In the records below, find each line containing the word "Petroleum" and copy it.

----------

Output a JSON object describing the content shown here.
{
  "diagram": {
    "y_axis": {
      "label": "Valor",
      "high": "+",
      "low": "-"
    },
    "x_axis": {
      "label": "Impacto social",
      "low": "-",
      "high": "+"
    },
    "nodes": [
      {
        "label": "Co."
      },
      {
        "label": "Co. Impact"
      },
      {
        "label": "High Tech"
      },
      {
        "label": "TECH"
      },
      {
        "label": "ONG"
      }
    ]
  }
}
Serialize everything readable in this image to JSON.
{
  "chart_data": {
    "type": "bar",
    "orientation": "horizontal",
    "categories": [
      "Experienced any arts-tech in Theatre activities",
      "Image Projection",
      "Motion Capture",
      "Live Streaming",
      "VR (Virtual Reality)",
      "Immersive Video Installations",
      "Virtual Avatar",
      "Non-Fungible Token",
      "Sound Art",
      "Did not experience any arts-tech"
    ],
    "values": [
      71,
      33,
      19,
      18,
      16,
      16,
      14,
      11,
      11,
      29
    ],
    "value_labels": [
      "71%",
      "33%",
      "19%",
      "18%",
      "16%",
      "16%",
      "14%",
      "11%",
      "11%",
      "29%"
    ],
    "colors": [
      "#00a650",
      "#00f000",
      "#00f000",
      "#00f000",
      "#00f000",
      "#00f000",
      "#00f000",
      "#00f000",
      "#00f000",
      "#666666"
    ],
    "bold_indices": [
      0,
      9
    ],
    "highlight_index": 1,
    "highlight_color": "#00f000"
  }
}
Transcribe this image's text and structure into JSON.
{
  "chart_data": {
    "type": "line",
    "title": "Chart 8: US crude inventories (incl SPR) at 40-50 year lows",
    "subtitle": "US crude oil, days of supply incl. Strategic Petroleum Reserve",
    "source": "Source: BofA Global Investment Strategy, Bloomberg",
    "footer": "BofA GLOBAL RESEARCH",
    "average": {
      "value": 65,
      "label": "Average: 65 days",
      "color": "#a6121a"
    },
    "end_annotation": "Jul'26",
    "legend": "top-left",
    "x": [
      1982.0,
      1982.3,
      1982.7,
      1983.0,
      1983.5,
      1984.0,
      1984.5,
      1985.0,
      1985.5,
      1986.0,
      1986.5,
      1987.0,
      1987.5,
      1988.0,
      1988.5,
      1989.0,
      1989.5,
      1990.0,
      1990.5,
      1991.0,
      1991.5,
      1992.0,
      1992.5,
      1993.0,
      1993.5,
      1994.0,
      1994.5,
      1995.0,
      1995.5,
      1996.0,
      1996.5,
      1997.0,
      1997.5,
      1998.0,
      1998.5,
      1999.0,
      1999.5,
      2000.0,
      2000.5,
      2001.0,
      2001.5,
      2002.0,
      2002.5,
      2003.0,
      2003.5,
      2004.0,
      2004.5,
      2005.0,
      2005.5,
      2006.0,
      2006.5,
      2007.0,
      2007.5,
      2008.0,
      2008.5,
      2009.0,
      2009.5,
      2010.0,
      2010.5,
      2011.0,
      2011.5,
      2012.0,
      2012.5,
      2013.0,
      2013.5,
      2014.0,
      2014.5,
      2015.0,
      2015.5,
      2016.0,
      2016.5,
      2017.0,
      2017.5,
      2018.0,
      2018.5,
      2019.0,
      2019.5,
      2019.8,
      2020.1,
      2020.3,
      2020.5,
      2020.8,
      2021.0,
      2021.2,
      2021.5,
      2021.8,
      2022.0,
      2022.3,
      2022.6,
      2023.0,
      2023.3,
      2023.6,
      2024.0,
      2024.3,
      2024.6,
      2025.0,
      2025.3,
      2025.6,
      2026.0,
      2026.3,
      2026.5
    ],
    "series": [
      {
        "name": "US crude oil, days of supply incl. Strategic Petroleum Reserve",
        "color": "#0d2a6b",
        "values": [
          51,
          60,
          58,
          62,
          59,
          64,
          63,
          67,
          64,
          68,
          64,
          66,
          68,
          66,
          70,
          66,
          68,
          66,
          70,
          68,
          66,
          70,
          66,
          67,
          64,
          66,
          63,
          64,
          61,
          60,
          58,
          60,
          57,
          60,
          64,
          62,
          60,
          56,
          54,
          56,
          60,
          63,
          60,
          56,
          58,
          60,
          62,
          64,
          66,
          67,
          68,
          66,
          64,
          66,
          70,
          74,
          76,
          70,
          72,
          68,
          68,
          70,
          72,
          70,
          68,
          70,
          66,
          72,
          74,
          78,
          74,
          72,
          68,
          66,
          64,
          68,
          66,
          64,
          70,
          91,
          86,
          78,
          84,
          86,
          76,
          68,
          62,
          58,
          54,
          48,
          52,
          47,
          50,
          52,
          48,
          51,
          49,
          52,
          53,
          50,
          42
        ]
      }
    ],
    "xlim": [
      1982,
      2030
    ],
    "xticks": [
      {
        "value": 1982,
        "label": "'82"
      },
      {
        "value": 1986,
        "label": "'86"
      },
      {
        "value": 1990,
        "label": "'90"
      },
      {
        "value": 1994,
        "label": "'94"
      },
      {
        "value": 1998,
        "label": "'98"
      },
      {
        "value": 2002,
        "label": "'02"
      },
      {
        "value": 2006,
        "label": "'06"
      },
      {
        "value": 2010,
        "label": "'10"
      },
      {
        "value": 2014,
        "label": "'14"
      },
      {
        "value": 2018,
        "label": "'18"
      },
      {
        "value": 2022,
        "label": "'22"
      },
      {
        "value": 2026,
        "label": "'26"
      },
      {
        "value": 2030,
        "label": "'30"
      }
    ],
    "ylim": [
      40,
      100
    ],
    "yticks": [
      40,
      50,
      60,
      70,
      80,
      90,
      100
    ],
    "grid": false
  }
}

----------

- _RESULT OF THIS EXERCISE_
    "subtitle": "US crude oil, days of supply incl. Strategic Petroleum Reserve",
        "name": "US crude oil, days of supply incl. Strategic Petroleum Reserve",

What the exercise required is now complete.